Review the material and extract every line in which the word "Automatically" occurs.

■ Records
──────────────────────────────

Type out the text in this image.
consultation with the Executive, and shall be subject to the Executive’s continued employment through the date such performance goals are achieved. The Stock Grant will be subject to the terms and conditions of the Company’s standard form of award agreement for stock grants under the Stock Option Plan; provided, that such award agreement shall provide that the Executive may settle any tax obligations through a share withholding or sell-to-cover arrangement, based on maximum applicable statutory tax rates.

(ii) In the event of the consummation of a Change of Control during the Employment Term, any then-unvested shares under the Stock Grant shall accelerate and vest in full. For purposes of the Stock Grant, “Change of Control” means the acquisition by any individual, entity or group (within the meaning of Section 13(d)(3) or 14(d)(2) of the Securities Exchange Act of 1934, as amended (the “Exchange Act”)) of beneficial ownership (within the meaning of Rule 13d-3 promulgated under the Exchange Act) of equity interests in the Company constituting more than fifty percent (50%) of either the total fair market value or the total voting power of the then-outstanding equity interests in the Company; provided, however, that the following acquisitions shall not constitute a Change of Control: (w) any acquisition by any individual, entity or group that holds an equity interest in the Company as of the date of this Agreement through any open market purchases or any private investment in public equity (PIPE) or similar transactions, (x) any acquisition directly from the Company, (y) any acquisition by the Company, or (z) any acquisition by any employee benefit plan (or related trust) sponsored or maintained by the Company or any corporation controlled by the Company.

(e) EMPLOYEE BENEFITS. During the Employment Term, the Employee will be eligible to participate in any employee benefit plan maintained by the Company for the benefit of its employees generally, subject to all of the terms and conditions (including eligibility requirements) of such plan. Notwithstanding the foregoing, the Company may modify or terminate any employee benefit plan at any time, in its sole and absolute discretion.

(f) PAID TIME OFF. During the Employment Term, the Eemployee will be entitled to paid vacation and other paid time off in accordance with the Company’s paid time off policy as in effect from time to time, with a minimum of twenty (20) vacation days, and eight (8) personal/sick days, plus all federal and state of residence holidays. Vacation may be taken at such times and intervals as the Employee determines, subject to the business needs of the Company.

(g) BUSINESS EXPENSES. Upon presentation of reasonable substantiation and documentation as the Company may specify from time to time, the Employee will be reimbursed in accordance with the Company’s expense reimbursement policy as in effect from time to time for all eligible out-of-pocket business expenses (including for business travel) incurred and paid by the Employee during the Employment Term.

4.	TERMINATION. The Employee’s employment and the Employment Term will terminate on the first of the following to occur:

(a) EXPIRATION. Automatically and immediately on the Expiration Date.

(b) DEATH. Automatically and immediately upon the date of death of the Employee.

──────────────────────────────

■ RESULT
(a) EXPIRATION. Automatically and immediately on the Expiration Date.
(b) DEATH. Automatically and immediately upon the date of death of the Employee.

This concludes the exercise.